Requirement> Report how many lines of the listing below include the word "Going". Give nothing but the number.

Raw records:

►

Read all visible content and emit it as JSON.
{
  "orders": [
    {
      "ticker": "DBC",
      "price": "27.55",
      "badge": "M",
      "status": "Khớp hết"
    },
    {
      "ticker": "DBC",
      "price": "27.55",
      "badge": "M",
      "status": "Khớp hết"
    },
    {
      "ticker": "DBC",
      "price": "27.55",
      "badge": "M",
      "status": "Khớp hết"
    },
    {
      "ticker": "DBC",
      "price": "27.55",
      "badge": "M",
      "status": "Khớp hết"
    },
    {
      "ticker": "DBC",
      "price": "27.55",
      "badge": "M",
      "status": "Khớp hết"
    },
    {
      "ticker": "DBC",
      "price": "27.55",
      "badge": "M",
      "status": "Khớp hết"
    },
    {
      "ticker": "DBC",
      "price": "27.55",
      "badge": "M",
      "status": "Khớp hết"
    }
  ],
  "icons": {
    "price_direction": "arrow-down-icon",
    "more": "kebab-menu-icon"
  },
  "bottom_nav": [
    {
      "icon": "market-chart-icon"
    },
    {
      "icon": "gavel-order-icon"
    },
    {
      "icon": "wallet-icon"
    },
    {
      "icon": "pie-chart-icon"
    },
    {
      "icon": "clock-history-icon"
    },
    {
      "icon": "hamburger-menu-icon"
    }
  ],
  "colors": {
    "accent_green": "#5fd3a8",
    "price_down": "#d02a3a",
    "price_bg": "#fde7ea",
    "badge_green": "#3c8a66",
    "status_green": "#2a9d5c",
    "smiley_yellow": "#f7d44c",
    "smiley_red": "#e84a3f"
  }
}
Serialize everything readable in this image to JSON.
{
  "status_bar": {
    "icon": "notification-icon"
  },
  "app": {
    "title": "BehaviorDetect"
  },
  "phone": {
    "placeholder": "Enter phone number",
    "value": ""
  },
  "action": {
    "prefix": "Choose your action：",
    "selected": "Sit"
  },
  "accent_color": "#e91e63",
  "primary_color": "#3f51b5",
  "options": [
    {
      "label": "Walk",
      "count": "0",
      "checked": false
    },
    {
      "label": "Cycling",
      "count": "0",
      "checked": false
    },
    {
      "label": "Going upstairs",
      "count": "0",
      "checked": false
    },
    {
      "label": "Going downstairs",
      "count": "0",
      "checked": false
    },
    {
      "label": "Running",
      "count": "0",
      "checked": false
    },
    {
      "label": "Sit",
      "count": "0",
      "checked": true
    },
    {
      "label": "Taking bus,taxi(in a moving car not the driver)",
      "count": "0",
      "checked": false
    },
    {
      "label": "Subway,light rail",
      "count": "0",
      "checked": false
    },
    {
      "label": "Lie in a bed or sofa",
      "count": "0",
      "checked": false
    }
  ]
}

◄

Response to the task> 2